Directive: All entries are to be given again verbatim.

Records for this task:
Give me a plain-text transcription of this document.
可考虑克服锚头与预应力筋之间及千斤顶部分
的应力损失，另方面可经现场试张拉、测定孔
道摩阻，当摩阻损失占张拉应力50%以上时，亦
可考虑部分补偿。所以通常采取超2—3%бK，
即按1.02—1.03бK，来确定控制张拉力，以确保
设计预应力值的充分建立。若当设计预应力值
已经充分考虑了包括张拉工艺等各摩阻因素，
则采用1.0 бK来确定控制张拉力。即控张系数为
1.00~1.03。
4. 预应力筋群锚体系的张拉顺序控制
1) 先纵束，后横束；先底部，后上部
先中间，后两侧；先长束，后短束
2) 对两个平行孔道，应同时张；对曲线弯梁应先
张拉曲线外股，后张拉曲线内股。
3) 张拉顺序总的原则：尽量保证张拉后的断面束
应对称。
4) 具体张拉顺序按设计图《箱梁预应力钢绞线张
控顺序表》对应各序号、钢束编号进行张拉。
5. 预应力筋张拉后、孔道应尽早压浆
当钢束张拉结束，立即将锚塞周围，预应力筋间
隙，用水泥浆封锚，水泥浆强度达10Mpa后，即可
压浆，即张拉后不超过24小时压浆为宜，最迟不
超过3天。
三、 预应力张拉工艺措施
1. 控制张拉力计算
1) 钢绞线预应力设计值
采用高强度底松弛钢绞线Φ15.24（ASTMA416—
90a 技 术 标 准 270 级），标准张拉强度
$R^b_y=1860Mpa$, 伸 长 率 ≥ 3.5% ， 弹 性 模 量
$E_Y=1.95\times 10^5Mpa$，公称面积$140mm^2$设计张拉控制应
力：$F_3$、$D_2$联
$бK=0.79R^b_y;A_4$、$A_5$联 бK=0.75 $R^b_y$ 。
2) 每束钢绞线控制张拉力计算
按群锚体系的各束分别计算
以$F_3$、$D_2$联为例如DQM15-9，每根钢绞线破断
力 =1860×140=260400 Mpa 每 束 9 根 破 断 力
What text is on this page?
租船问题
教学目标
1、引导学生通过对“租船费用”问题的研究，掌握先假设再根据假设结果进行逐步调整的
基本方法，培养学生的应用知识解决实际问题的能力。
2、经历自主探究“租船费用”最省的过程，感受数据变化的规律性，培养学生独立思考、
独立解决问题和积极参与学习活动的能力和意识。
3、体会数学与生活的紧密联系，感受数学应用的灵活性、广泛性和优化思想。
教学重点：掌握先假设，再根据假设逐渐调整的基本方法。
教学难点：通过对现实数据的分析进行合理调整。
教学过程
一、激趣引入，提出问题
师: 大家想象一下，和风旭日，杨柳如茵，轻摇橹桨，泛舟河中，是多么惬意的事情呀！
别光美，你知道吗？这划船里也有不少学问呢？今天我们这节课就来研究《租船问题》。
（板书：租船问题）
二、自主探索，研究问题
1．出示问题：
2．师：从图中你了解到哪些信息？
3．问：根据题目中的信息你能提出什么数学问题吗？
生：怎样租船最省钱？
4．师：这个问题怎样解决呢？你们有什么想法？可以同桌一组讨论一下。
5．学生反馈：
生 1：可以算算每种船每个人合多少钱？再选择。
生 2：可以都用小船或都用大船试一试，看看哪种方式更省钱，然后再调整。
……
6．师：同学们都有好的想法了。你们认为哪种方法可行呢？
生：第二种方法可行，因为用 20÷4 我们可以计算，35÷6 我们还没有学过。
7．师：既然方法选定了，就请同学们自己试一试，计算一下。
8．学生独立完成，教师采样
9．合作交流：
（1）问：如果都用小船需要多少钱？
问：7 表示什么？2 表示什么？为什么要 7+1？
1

Response:
Give me a plain-text transcription of this document.
可考虑克服锚头与预应力筋之间及千斤顶部分
的应力损失，另方面可经现场试张拉、测定孔
道摩阻，当摩阻损失占张拉应力50%以上时，亦
可考虑部分补偿。所以通常采取超2—3%бK，
即按1.02—1.03бK，来确定控制张拉力，以确保
设计预应力值的充分建立。若当设计预应力值
已经充分考虑了包括张拉工艺等各摩阻因素，
则采用1.0 бK来确定控制张拉力。即控张系数为
1.00~1.03。
4. 预应力筋群锚体系的张拉顺序控制
1) 先纵束，后横束；先底部，后上部
先中间，后两侧；先长束，后短束
2) 对两个平行孔道，应同时张；对曲线弯梁应先
张拉曲线外股，后张拉曲线内股。
3) 张拉顺序总的原则：尽量保证张拉后的断面束
应对称。
4) 具体张拉顺序按设计图《箱梁预应力钢绞线张
控顺序表》对应各序号、钢束编号进行张拉。
5. 预应力筋张拉后、孔道应尽早压浆
当钢束张拉结束，立即将锚塞周围，预应力筋间
隙，用水泥浆封锚，水泥浆强度达10Mpa后，即可
压浆，即张拉后不超过24小时压浆为宜，最迟不
超过3天。
三、 预应力张拉工艺措施
1. 控制张拉力计算
1) 钢绞线预应力设计值
采用高强度底松弛钢绞线Φ15.24（ASTMA416—
90a 技 术 标 准 270 级），标准张拉强度
$R^b_y=1860Mpa$, 伸 长 率 ≥ 3.5% ， 弹 性 模 量
$E_Y=1.95\times 10^5Mpa$，公称面积$140mm^2$设计张拉控制应
力：$F_3$、$D_2$联
$бK=0.79R^b_y;A_4$、$A_5$联 бK=0.75 $R^b_y$ 。
2) 每束钢绞线控制张拉力计算
按群锚体系的各束分别计算
以$F_3$、$D_2$联为例如DQM15-9，每根钢绞线破断
力 =1860×140=260400 Mpa 每 束 9 根 破 断 力
What text is on this page?
租船问题
教学目标
1、引导学生通过对“租船费用”问题的研究，掌握先假设再根据假设结果进行逐步调整的
基本方法，培养学生的应用知识解决实际问题的能力。
2、经历自主探究“租船费用”最省的过程，感受数据变化的规律性，培养学生独立思考、
独立解决问题和积极参与学习活动的能力和意识。
3、体会数学与生活的紧密联系，感受数学应用的灵活性、广泛性和优化思想。
教学重点：掌握先假设，再根据假设逐渐调整的基本方法。
教学难点：通过对现实数据的分析进行合理调整。
教学过程
一、激趣引入，提出问题
师: 大家想象一下，和风旭日，杨柳如茵，轻摇橹桨，泛舟河中，是多么惬意的事情呀！
别光美，你知道吗？这划船里也有不少学问呢？今天我们这节课就来研究《租船问题》。
（板书：租船问题）
二、自主探索，研究问题
1．出示问题：
2．师：从图中你了解到哪些信息？
3．问：根据题目中的信息你能提出什么数学问题吗？
生：怎样租船最省钱？
4．师：这个问题怎样解决呢？你们有什么想法？可以同桌一组讨论一下。
5．学生反馈：
生 1：可以算算每种船每个人合多少钱？再选择。
生 2：可以都用小船或都用大船试一试，看看哪种方式更省钱，然后再调整。
……
6．师：同学们都有好的想法了。你们认为哪种方法可行呢？
生：第二种方法可行，因为用 20÷4 我们可以计算，35÷6 我们还没有学过。
7．师：既然方法选定了，就请同学们自己试一试，计算一下。
8．学生独立完成，教师采样
9．合作交流：
（1）问：如果都用小船需要多少钱？
问：7 表示什么？2 表示什么？为什么要 7+1？
1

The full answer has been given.